Carry none of the pictures over; set down the material below exactly.

Task input ▸
____________
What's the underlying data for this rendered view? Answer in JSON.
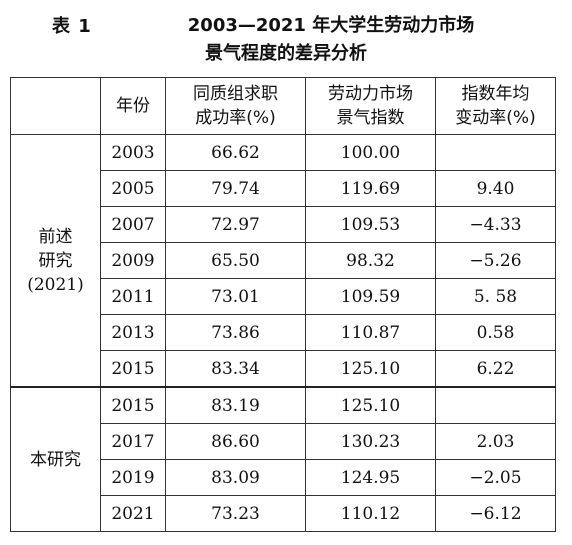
{
  "caption": {
    "label": "表 1",
    "title_line1": "2003—2021 年大学生劳动力市场",
    "title_line2": "景气程度的差异分析"
  },
  "table": {
    "headers": {
      "blank": "",
      "year": "年份",
      "rate_line1": "同质组求职",
      "rate_line2": "成功率(%)",
      "index_line1": "劳动力市场",
      "index_line2": "景气指数",
      "change_line1": "指数年均",
      "change_line2": "变动率(%)"
    },
    "groups": [
      {
        "label_line1": "前述",
        "label_line2": "研究",
        "label_line3": "(2021)",
        "rows": [
          {
            "year": "2003",
            "rate": "66.62",
            "index": "100.00",
            "change": ""
          },
          {
            "year": "2005",
            "rate": "79.74",
            "index": "119.69",
            "change": "9.40"
          },
          {
            "year": "2007",
            "rate": "72.97",
            "index": "109.53",
            "change": "−4.33"
          },
          {
            "year": "2009",
            "rate": "65.50",
            "index": "98.32",
            "change": "−5.26"
          },
          {
            "year": "2011",
            "rate": "73.01",
            "index": "109.59",
            "change": "5. 58"
          },
          {
            "year": "2013",
            "rate": "73.86",
            "index": "110.87",
            "change": "0.58"
          },
          {
            "year": "2015",
            "rate": "83.34",
            "index": "125.10",
            "change": "6.22"
          }
        ]
      },
      {
        "label_line1": "本研究",
        "rows": [
          {
            "year": "2015",
            "rate": "83.19",
            "index": "125.10",
            "change": ""
          },
          {
            "year": "2017",
            "rate": "86.60",
            "index": "130.23",
            "change": "2.03"
          },
          {
            "year": "2019",
            "rate": "83.09",
            "index": "124.95",
            "change": "−2.05"
          },
          {
            "year": "2021",
            "rate": "73.23",
            "index": "110.12",
            "change": "−6.12"
          }
        ]
      }
    ]
  }
}
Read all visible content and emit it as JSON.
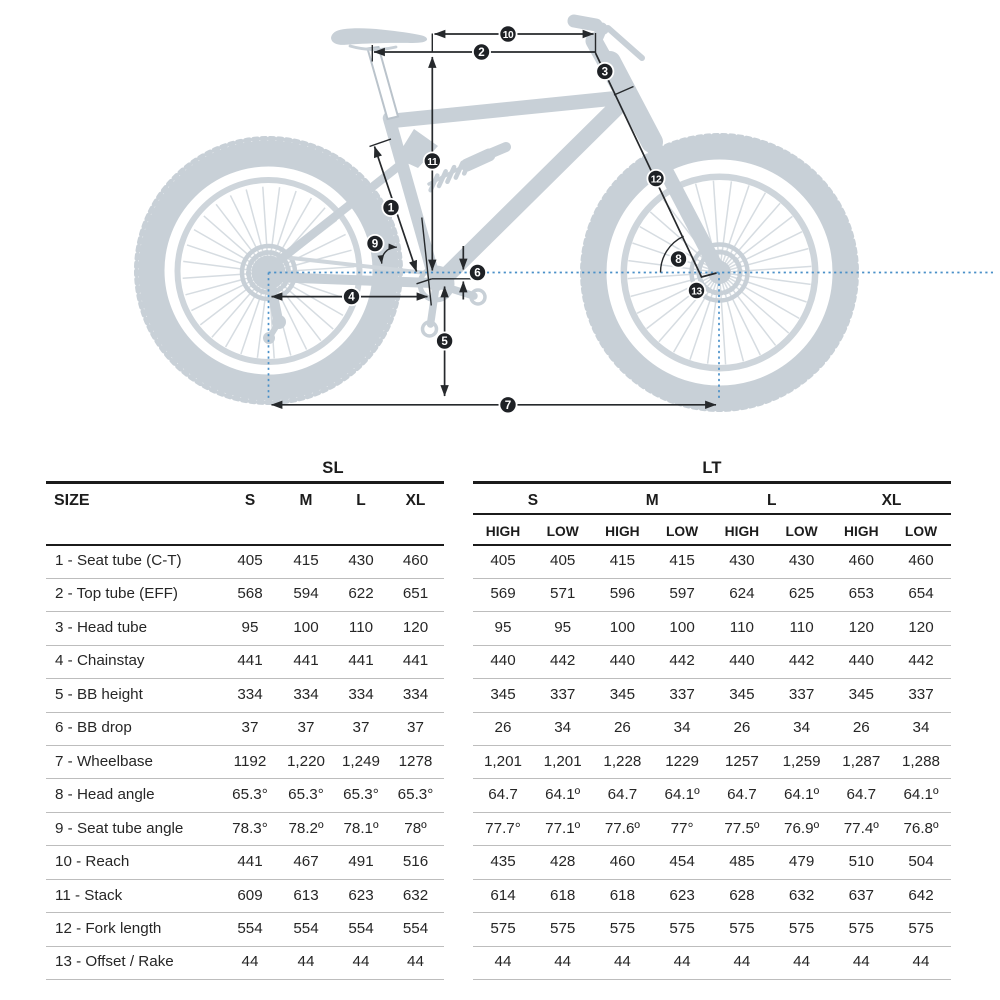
{
  "diagram": {
    "markers": [
      "1",
      "2",
      "3",
      "4",
      "5",
      "6",
      "7",
      "8",
      "9",
      "10",
      "11",
      "12",
      "13"
    ],
    "colors": {
      "silhouette": "#c8d0d7",
      "spokes": "#d6dce1",
      "annotation": "#26292c",
      "reference_line": "#4a90c8"
    }
  },
  "table": {
    "left": {
      "group_label": "SL",
      "size_header": "SIZE",
      "columns": [
        "S",
        "M",
        "L",
        "XL"
      ]
    },
    "right": {
      "group_label": "LT",
      "columns": [
        "S",
        "M",
        "L",
        "XL"
      ],
      "sub_columns": [
        "HIGH",
        "LOW",
        "HIGH",
        "LOW",
        "HIGH",
        "LOW",
        "HIGH",
        "LOW"
      ]
    },
    "rows": [
      {
        "label": "1 - Seat tube (C-T)",
        "sl": [
          "405",
          "415",
          "430",
          "460"
        ],
        "lt": [
          "405",
          "405",
          "415",
          "415",
          "430",
          "430",
          "460",
          "460"
        ]
      },
      {
        "label": "2 - Top tube (EFF)",
        "sl": [
          "568",
          "594",
          "622",
          "651"
        ],
        "lt": [
          "569",
          "571",
          "596",
          "597",
          "624",
          "625",
          "653",
          "654"
        ]
      },
      {
        "label": "3 - Head tube",
        "sl": [
          "95",
          "100",
          "110",
          "120"
        ],
        "lt": [
          "95",
          "95",
          "100",
          "100",
          "110",
          "110",
          "120",
          "120"
        ]
      },
      {
        "label": "4 - Chainstay",
        "sl": [
          "441",
          "441",
          "441",
          "441"
        ],
        "lt": [
          "440",
          "442",
          "440",
          "442",
          "440",
          "442",
          "440",
          "442"
        ]
      },
      {
        "label": "5 - BB height",
        "sl": [
          "334",
          "334",
          "334",
          "334"
        ],
        "lt": [
          "345",
          "337",
          "345",
          "337",
          "345",
          "337",
          "345",
          "337"
        ]
      },
      {
        "label": "6 - BB drop",
        "sl": [
          "37",
          "37",
          "37",
          "37"
        ],
        "lt": [
          "26",
          "34",
          "26",
          "34",
          "26",
          "34",
          "26",
          "34"
        ]
      },
      {
        "label": "7 - Wheelbase",
        "sl": [
          "1192",
          "1,220",
          "1,249",
          "1278"
        ],
        "lt": [
          "1,201",
          "1,201",
          "1,228",
          "1229",
          "1257",
          "1,259",
          "1,287",
          "1,288"
        ]
      },
      {
        "label": "8 - Head angle",
        "sl": [
          "65.3°",
          "65.3°",
          "65.3°",
          "65.3°"
        ],
        "lt": [
          "64.7",
          "64.1º",
          "64.7",
          "64.1º",
          "64.7",
          "64.1º",
          "64.7",
          "64.1º"
        ]
      },
      {
        "label": "9 - Seat tube angle",
        "sl": [
          "78.3°",
          "78.2º",
          "78.1º",
          "78º"
        ],
        "lt": [
          "77.7°",
          "77.1º",
          "77.6º",
          "77°",
          "77.5º",
          "76.9º",
          "77.4º",
          "76.8º"
        ]
      },
      {
        "label": "10 - Reach",
        "sl": [
          "441",
          "467",
          "491",
          "516"
        ],
        "lt": [
          "435",
          "428",
          "460",
          "454",
          "485",
          "479",
          "510",
          "504"
        ]
      },
      {
        "label": "11 - Stack",
        "sl": [
          "609",
          "613",
          "623",
          "632"
        ],
        "lt": [
          "614",
          "618",
          "618",
          "623",
          "628",
          "632",
          "637",
          "642"
        ]
      },
      {
        "label": "12 - Fork length",
        "sl": [
          "554",
          "554",
          "554",
          "554"
        ],
        "lt": [
          "575",
          "575",
          "575",
          "575",
          "575",
          "575",
          "575",
          "575"
        ]
      },
      {
        "label": "13 - Offset / Rake",
        "sl": [
          "44",
          "44",
          "44",
          "44"
        ],
        "lt": [
          "44",
          "44",
          "44",
          "44",
          "44",
          "44",
          "44",
          "44"
        ]
      }
    ]
  }
}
____________
Complete output ▸
What's the underlying data for this rendered view? Answer in JSON.
{
  "caption": {
    "label": "表 1",
    "title_line1": "2003—2021 年大学生劳动力市场",
    "title_line2": "景气程度的差异分析"
  },
  "table": {
    "headers": {
      "blank": "",
      "year": "年份",
      "rate_line1": "同质组求职",
      "rate_line2": "成功率(%)",
      "index_line1": "劳动力市场",
      "index_line2": "景气指数",
      "change_line1": "指数年均",
      "change_line2": "变动率(%)"
    },
    "groups": [
      {
        "label_line1": "前述",
        "label_line2": "研究",
        "label_line3": "(2021)",
        "rows": [
          {
            "year": "2003",
            "rate": "66.62",
            "index": "100.00",
            "change": ""
          },
          {
            "year": "2005",
            "rate": "79.74",
            "index": "119.69",
            "change": "9.40"
          },
          {
            "year": "2007",
            "rate": "72.97",
            "index": "109.53",
            "change": "−4.33"
          },
          {
            "year": "2009",
            "rate": "65.50",
            "index": "98.32",
            "change": "−5.26"
          },
          {
            "year": "2011",
            "rate": "73.01",
            "index": "109.59",
            "change": "5. 58"
          },
          {
            "year": "2013",
            "rate": "73.86",
            "index": "110.87",
            "change": "0.58"
          },
          {
            "year": "2015",
            "rate": "83.34",
            "index": "125.10",
            "change": "6.22"
          }
        ]
      },
      {
        "label_line1": "本研究",
        "rows": [
          {
            "year": "2015",
            "rate": "83.19",
            "index": "125.10",
            "change": ""
          },
          {
            "year": "2017",
            "rate": "86.60",
            "index": "130.23",
            "change": "2.03"
          },
          {
            "year": "2019",
            "rate": "83.09",
            "index": "124.95",
            "change": "−2.05"
          },
          {
            "year": "2021",
            "rate": "73.23",
            "index": "110.12",
            "change": "−6.12"
          }
        ]
      }
    ]
  }
}
Read all visible content and emit it as JSON.
{
  "diagram": {
    "markers": [
      "1",
      "2",
      "3",
      "4",
      "5",
      "6",
      "7",
      "8",
      "9",
      "10",
      "11",
      "12",
      "13"
    ],
    "colors": {
      "silhouette": "#c8d0d7",
      "spokes": "#d6dce1",
      "annotation": "#26292c",
      "reference_line": "#4a90c8"
    }
  },
  "table": {
    "left": {
      "group_label": "SL",
      "size_header": "SIZE",
      "columns": [
        "S",
        "M",
        "L",
        "XL"
      ]
    },
    "right": {
      "group_label": "LT",
      "columns": [
        "S",
        "M",
        "L",
        "XL"
      ],
      "sub_columns": [
        "HIGH",
        "LOW",
        "HIGH",
        "LOW",
        "HIGH",
        "LOW",
        "HIGH",
        "LOW"
      ]
    },
    "rows": [
      {
        "label": "1 - Seat tube (C-T)",
        "sl": [
          "405",
          "415",
          "430",
          "460"
        ],
        "lt": [
          "405",
          "405",
          "415",
          "415",
          "430",
          "430",
          "460",
          "460"
        ]
      },
      {
        "label": "2 - Top tube (EFF)",
        "sl": [
          "568",
          "594",
          "622",
          "651"
        ],
        "lt": [
          "569",
          "571",
          "596",
          "597",
          "624",
          "625",
          "653",
          "654"
        ]
      },
      {
        "label": "3 - Head tube",
        "sl": [
          "95",
          "100",
          "110",
          "120"
        ],
        "lt": [
          "95",
          "95",
          "100",
          "100",
          "110",
          "110",
          "120",
          "120"
        ]
      },
      {
        "label": "4 - Chainstay",
        "sl": [
          "441",
          "441",
          "441",
          "441"
        ],
        "lt": [
          "440",
          "442",
          "440",
          "442",
          "440",
          "442",
          "440",
          "442"
        ]
      },
      {
        "label": "5 - BB height",
        "sl": [
          "334",
          "334",
          "334",
          "334"
        ],
        "lt": [
          "345",
          "337",
          "345",
          "337",
          "345",
          "337",
          "345",
          "337"
        ]
      },
      {
        "label": "6 - BB drop",
        "sl": [
          "37",
          "37",
          "37",
          "37"
        ],
        "lt": [
          "26",
          "34",
          "26",
          "34",
          "26",
          "34",
          "26",
          "34"
        ]
      },
      {
        "label": "7 - Wheelbase",
        "sl": [
          "1192",
          "1,220",
          "1,249",
          "1278"
        ],
        "lt": [
          "1,201",
          "1,201",
          "1,228",
          "1229",
          "1257",
          "1,259",
          "1,287",
          "1,288"
        ]
      },
      {
        "label": "8 - Head angle",
        "sl": [
          "65.3°",
          "65.3°",
          "65.3°",
          "65.3°"
        ],
        "lt": [
          "64.7",
          "64.1º",
          "64.7",
          "64.1º",
          "64.7",
          "64.1º",
          "64.7",
          "64.1º"
        ]
      },
      {
        "label": "9 - Seat tube angle",
        "sl": [
          "78.3°",
          "78.2º",
          "78.1º",
          "78º"
        ],
        "lt": [
          "77.7°",
          "77.1º",
          "77.6º",
          "77°",
          "77.5º",
          "76.9º",
          "77.4º",
          "76.8º"
        ]
      },
      {
        "label": "10 - Reach",
        "sl": [
          "441",
          "467",
          "491",
          "516"
        ],
        "lt": [
          "435",
          "428",
          "460",
          "454",
          "485",
          "479",
          "510",
          "504"
        ]
      },
      {
        "label": "11 - Stack",
        "sl": [
          "609",
          "613",
          "623",
          "632"
        ],
        "lt": [
          "614",
          "618",
          "618",
          "623",
          "628",
          "632",
          "637",
          "642"
        ]
      },
      {
        "label": "12 - Fork length",
        "sl": [
          "554",
          "554",
          "554",
          "554"
        ],
        "lt": [
          "575",
          "575",
          "575",
          "575",
          "575",
          "575",
          "575",
          "575"
        ]
      },
      {
        "label": "13 - Offset / Rake",
        "sl": [
          "44",
          "44",
          "44",
          "44"
        ],
        "lt": [
          "44",
          "44",
          "44",
          "44",
          "44",
          "44",
          "44",
          "44"
        ]
      }
    ]
  }
}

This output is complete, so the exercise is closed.